> _THE TASK_
Count how many lines below include the string "Примеры", and give that number without anything else.

> _ENTRIES SHOWN_
● ● ● ● ●
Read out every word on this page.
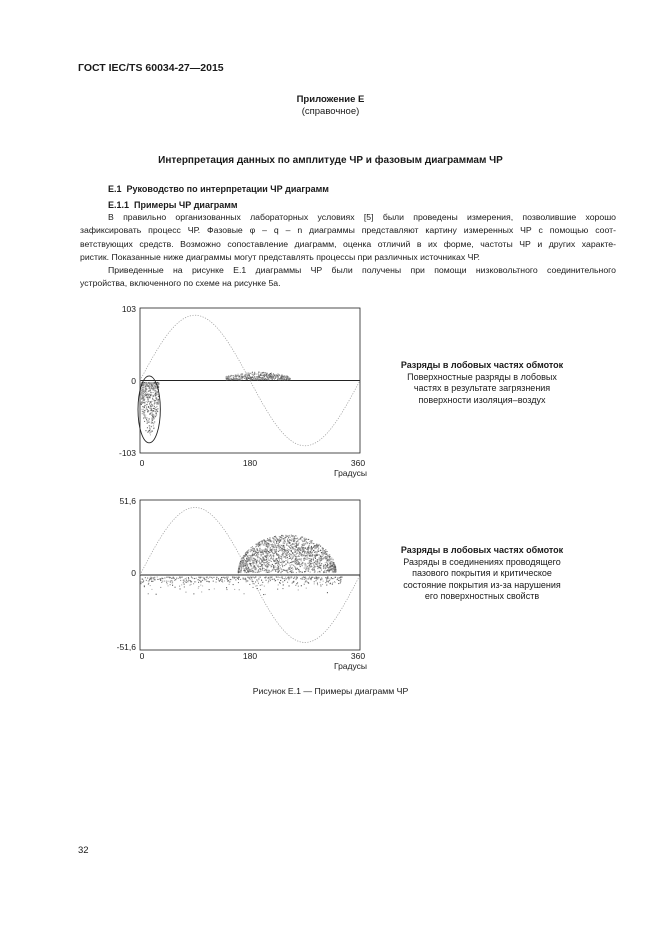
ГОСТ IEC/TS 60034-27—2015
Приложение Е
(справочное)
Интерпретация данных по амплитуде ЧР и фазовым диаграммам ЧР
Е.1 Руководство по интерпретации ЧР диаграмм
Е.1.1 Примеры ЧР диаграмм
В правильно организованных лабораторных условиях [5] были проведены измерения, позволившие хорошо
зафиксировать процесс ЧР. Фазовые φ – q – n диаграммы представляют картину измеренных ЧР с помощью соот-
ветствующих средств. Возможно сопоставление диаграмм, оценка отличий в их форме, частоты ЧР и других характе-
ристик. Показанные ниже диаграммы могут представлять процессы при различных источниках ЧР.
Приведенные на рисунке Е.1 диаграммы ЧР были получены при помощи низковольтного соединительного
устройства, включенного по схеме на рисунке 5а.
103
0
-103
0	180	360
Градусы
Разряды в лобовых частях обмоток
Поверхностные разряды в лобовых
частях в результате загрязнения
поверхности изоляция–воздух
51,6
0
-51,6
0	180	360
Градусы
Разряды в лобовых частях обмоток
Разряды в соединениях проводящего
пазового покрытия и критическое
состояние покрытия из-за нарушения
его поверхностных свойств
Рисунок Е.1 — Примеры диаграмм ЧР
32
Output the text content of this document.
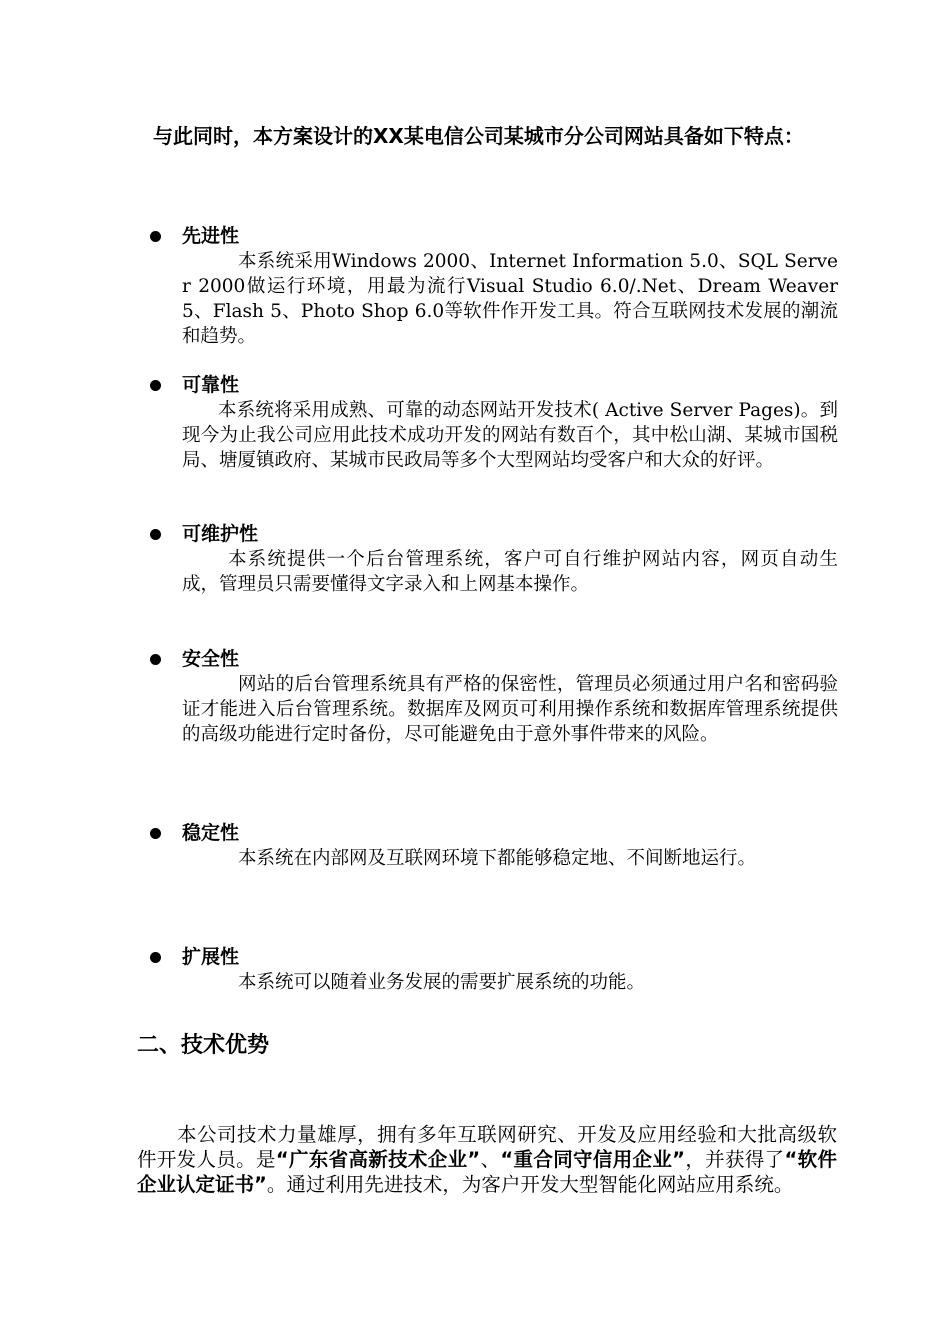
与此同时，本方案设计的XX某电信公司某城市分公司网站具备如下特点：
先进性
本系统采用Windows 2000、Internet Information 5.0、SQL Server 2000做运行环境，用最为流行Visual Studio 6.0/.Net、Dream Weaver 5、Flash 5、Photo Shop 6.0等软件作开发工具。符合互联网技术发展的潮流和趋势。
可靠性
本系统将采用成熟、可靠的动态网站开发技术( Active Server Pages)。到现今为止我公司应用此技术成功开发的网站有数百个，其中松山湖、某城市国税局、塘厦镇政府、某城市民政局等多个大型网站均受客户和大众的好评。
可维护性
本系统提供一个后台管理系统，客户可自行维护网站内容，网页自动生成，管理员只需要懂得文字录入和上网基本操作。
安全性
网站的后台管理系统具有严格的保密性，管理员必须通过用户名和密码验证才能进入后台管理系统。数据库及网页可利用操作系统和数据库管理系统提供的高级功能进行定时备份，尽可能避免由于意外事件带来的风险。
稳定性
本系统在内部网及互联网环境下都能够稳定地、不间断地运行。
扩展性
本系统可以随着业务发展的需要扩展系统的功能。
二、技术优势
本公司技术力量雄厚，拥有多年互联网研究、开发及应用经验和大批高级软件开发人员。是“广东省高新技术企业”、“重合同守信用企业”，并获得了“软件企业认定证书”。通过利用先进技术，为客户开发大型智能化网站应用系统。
● ● ● ● ●
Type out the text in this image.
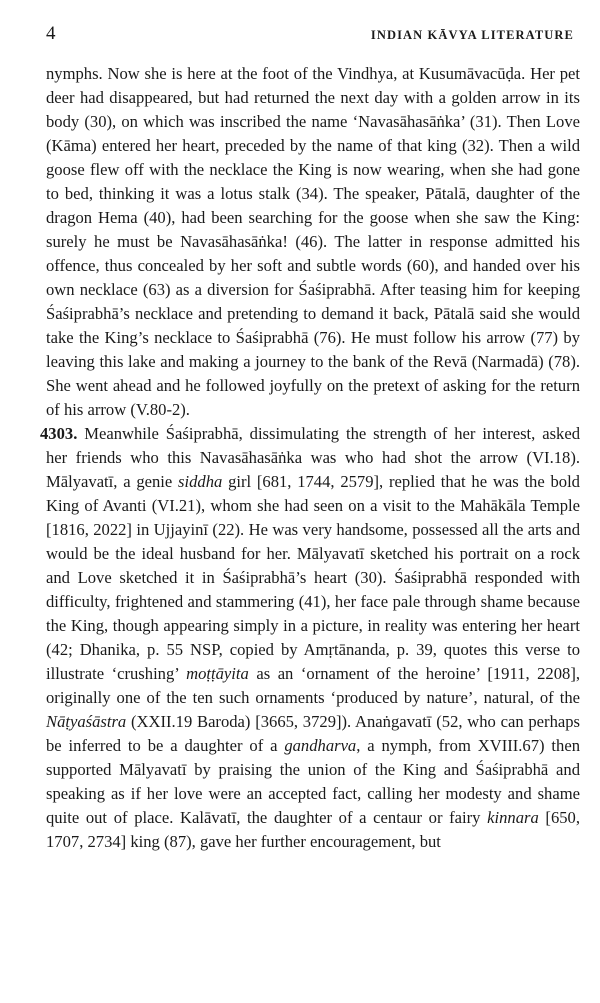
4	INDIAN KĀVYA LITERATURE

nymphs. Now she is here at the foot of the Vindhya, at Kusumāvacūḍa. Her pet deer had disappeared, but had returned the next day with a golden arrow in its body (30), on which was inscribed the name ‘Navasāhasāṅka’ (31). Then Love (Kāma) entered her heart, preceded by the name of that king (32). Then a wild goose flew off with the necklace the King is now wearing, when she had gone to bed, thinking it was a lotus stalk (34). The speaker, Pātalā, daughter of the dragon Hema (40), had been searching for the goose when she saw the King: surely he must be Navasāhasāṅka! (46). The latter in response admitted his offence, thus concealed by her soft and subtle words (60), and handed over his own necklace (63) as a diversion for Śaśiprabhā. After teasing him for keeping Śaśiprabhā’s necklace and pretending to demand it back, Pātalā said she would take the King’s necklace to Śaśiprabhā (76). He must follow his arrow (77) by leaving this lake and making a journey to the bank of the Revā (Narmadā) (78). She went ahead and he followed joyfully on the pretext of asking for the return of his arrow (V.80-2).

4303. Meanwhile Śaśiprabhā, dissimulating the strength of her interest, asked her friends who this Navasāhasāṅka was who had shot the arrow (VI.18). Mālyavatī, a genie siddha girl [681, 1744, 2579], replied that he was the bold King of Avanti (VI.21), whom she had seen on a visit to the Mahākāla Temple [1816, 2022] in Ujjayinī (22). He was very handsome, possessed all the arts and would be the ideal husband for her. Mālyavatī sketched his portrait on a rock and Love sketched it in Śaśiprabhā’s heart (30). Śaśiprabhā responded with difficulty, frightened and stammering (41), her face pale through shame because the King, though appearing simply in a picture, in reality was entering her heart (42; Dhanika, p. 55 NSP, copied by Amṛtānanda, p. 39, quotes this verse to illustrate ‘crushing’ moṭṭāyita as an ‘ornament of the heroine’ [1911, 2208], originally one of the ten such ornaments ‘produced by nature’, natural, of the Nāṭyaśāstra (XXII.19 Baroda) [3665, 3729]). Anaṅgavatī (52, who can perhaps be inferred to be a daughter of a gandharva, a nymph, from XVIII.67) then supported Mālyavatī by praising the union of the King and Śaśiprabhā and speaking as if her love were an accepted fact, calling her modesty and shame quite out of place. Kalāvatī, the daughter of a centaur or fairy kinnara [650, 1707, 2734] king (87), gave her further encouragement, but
● ● ● ● ●
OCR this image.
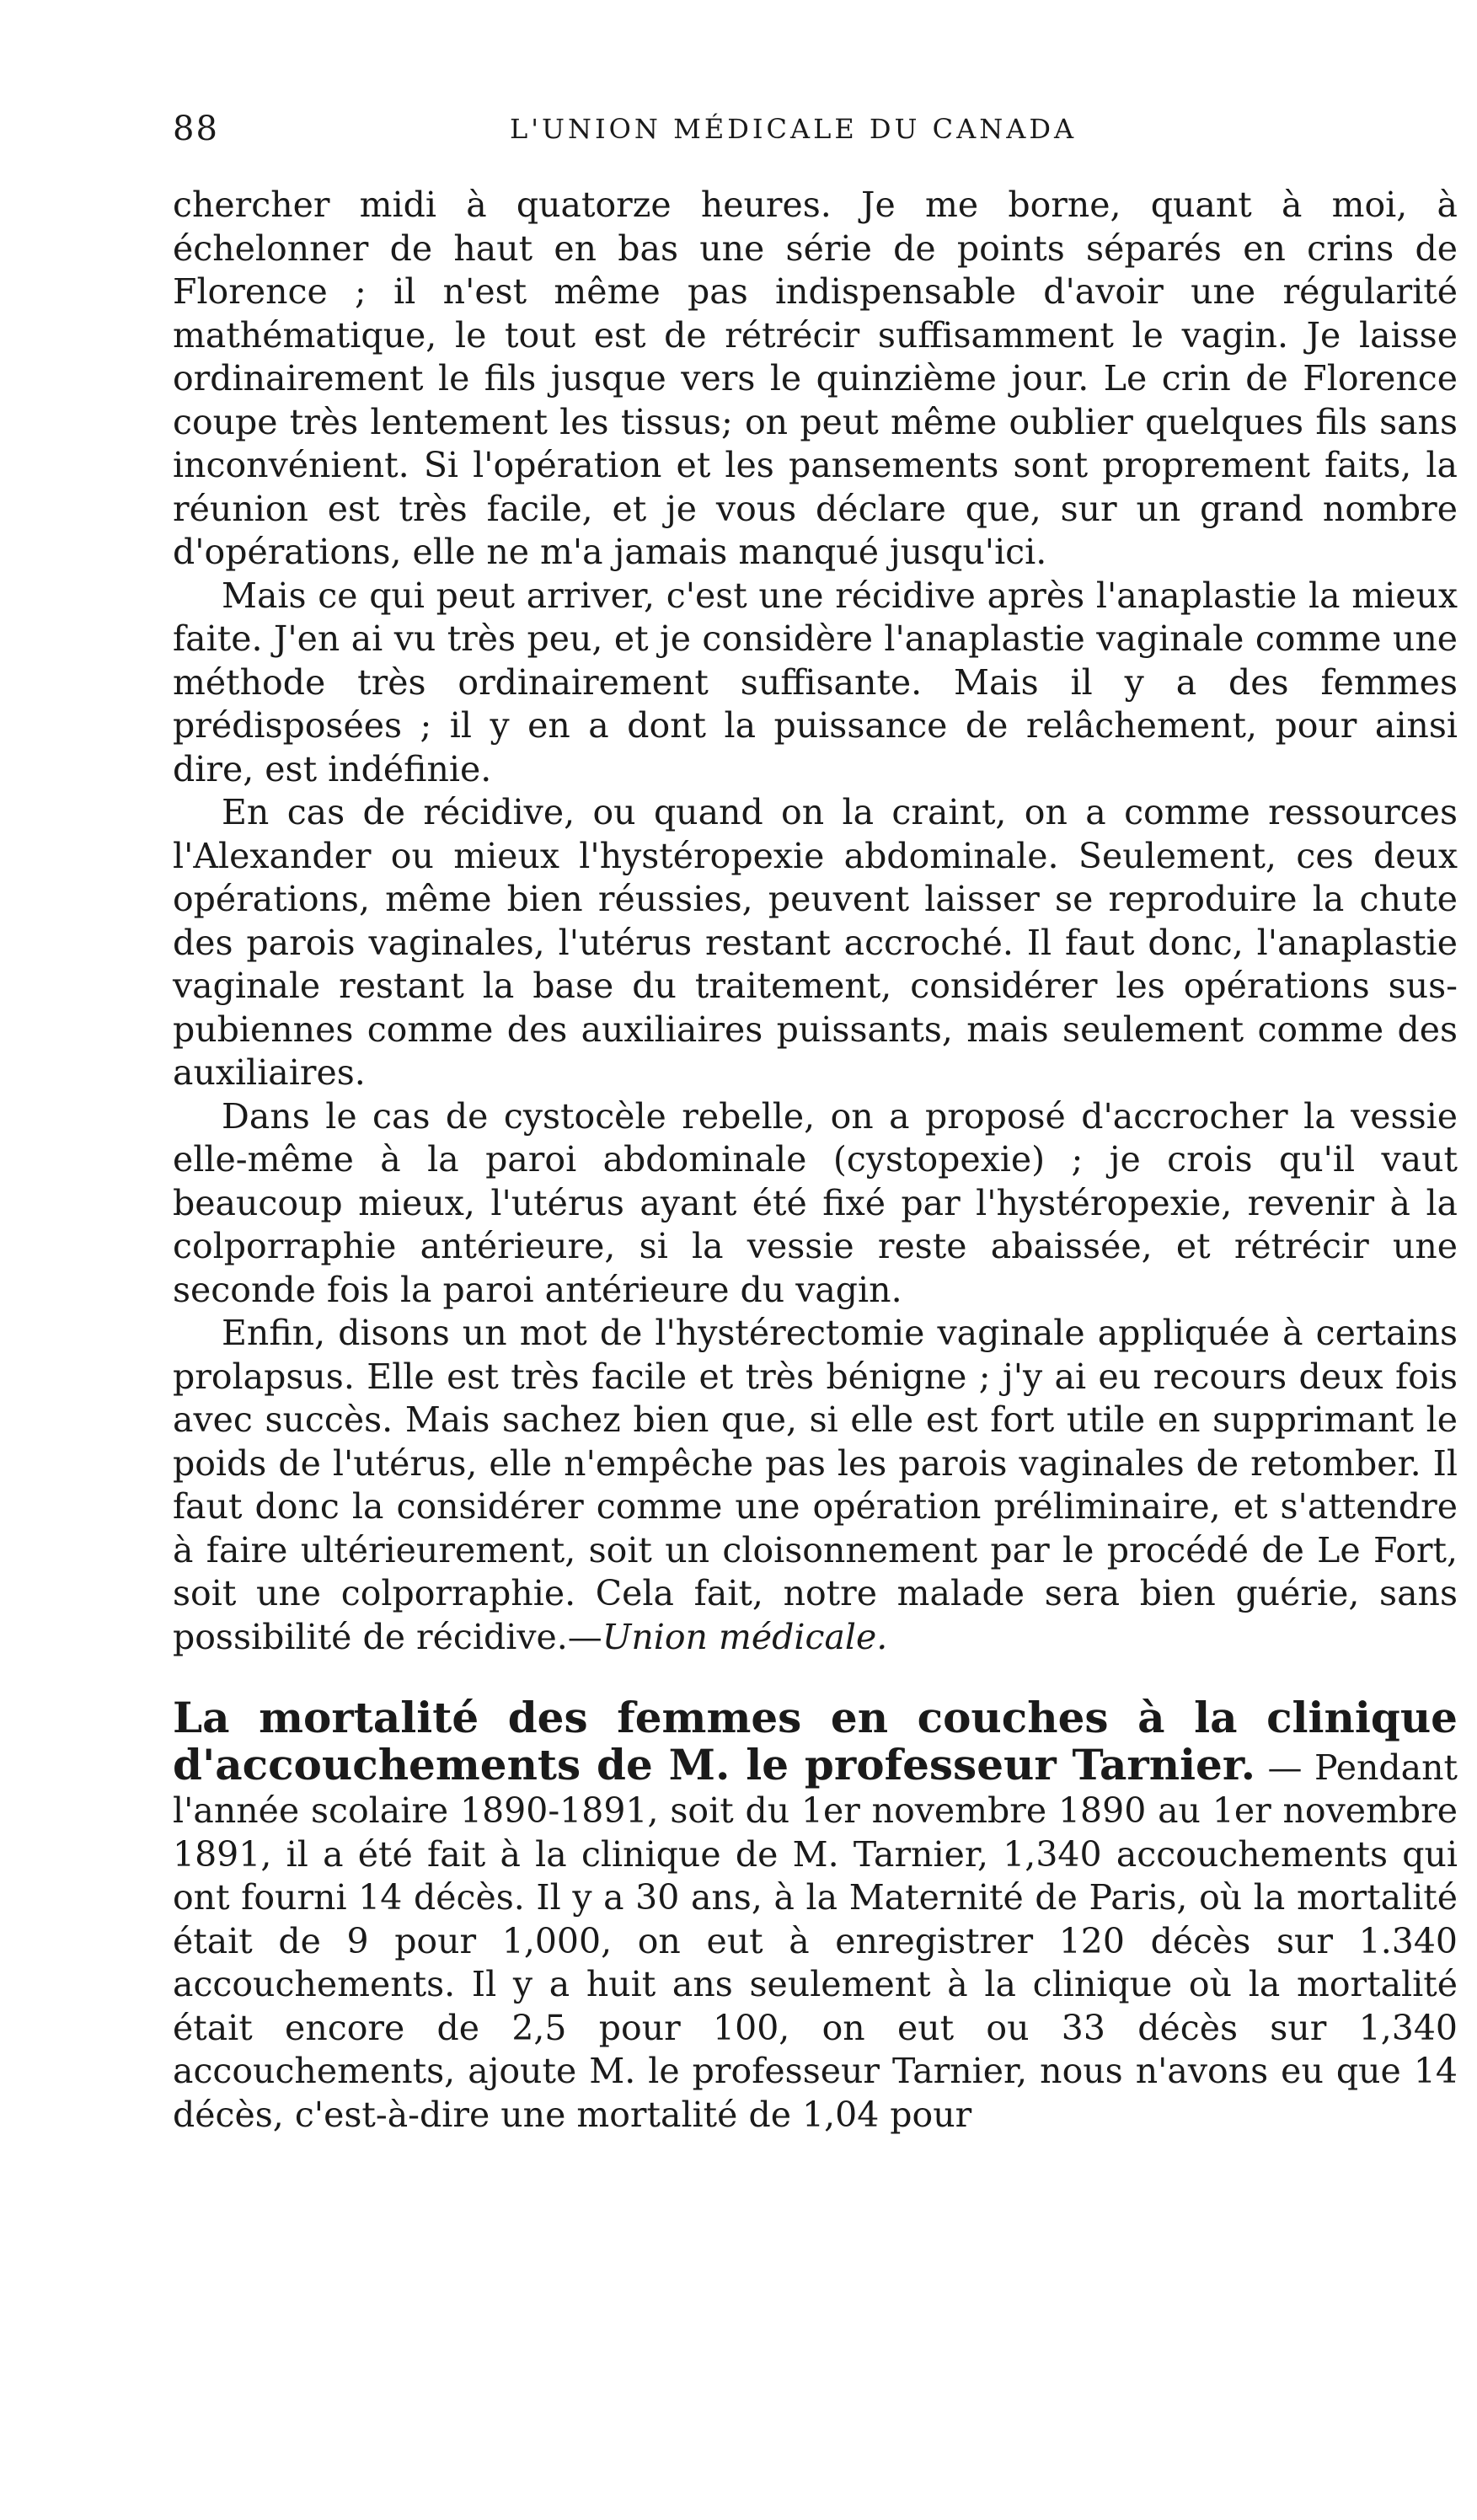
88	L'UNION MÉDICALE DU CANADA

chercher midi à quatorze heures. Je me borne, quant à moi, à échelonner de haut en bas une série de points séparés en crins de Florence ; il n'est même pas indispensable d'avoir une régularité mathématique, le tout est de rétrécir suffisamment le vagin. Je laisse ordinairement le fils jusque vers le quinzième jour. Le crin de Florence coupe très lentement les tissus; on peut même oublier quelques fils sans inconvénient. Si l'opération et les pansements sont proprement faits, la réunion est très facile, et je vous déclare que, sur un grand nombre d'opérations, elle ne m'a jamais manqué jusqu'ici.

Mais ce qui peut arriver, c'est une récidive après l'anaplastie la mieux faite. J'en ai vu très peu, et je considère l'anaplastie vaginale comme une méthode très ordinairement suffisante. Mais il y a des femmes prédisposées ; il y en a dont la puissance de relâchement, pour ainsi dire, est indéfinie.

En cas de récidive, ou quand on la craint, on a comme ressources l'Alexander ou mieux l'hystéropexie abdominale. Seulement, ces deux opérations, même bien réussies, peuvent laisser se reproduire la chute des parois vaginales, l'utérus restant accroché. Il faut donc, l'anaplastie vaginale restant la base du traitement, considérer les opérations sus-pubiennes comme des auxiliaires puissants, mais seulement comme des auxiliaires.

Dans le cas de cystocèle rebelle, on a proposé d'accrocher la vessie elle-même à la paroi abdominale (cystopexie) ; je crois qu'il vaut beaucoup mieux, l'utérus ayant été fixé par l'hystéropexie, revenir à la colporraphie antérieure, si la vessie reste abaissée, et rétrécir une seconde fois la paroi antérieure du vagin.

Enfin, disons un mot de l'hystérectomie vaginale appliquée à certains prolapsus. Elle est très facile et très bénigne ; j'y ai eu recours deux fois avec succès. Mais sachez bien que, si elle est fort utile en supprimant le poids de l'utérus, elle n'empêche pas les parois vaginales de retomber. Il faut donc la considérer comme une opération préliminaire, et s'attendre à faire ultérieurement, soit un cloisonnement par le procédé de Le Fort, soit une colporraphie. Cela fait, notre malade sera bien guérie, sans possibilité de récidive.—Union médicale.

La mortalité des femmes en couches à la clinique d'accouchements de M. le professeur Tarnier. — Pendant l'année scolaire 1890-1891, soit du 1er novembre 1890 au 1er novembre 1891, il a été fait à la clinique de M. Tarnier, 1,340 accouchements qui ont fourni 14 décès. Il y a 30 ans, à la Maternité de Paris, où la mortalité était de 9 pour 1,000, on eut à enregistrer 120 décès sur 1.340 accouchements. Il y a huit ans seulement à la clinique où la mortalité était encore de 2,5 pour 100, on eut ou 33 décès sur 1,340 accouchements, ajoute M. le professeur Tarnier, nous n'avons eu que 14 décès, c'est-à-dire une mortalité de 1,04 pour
● ● ● ● ●
> _CORRECT ANSWER_
2